→ **ITEMS**

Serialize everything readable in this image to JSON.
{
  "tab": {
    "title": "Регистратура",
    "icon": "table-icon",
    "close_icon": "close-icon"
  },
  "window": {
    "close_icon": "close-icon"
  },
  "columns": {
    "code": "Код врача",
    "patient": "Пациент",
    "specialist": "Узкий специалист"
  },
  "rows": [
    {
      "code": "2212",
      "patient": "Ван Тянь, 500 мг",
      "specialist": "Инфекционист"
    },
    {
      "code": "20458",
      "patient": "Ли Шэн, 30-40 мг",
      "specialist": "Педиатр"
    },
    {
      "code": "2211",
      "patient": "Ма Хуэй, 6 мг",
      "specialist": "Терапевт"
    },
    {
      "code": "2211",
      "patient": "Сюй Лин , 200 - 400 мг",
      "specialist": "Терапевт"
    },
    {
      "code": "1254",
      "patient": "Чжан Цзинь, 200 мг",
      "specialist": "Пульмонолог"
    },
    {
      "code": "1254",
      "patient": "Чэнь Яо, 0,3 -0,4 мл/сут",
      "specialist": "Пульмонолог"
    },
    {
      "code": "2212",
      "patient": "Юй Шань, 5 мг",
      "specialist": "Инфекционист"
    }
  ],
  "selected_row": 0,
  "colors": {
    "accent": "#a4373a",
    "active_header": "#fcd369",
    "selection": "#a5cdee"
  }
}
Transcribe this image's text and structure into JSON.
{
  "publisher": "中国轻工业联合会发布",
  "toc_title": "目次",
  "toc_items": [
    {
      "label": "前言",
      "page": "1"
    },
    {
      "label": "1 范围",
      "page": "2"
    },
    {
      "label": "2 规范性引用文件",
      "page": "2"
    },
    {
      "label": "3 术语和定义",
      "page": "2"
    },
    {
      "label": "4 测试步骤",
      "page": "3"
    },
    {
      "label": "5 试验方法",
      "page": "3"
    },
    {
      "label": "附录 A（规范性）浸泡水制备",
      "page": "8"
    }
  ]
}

→ **TASK DIRECTIONS**
Copy each entry exactly, with nothing added or dropped.

→ **FINISHED ANSWER**
Serialize everything readable in this image to JSON.
{
  "tab": {
    "title": "Регистратура",
    "icon": "table-icon",
    "close_icon": "close-icon"
  },
  "window": {
    "close_icon": "close-icon"
  },
  "columns": {
    "code": "Код врача",
    "patient": "Пациент",
    "specialist": "Узкий специалист"
  },
  "rows": [
    {
      "code": "2212",
      "patient": "Ван Тянь, 500 мг",
      "specialist": "Инфекционист"
    },
    {
      "code": "20458",
      "patient": "Ли Шэн, 30-40 мг",
      "specialist": "Педиатр"
    },
    {
      "code": "2211",
      "patient": "Ма Хуэй, 6 мг",
      "specialist": "Терапевт"
    },
    {
      "code": "2211",
      "patient": "Сюй Лин , 200 - 400 мг",
      "specialist": "Терапевт"
    },
    {
      "code": "1254",
      "patient": "Чжан Цзинь, 200 мг",
      "specialist": "Пульмонолог"
    },
    {
      "code": "1254",
      "patient": "Чэнь Яо, 0,3 -0,4 мл/сут",
      "specialist": "Пульмонолог"
    },
    {
      "code": "2212",
      "patient": "Юй Шань, 5 мг",
      "specialist": "Инфекционист"
    }
  ],
  "selected_row": 0,
  "colors": {
    "accent": "#a4373a",
    "active_header": "#fcd369",
    "selection": "#a5cdee"
  }
}
Transcribe this image's text and structure into JSON.
{
  "publisher": "中国轻工业联合会发布",
  "toc_title": "目次",
  "toc_items": [
    {
      "label": "前言",
      "page": "1"
    },
    {
      "label": "1 范围",
      "page": "2"
    },
    {
      "label": "2 规范性引用文件",
      "page": "2"
    },
    {
      "label": "3 术语和定义",
      "page": "2"
    },
    {
      "label": "4 测试步骤",
      "page": "3"
    },
    {
      "label": "5 试验方法",
      "page": "3"
    },
    {
      "label": "附录 A（规范性）浸泡水制备",
      "page": "8"
    }
  ]
}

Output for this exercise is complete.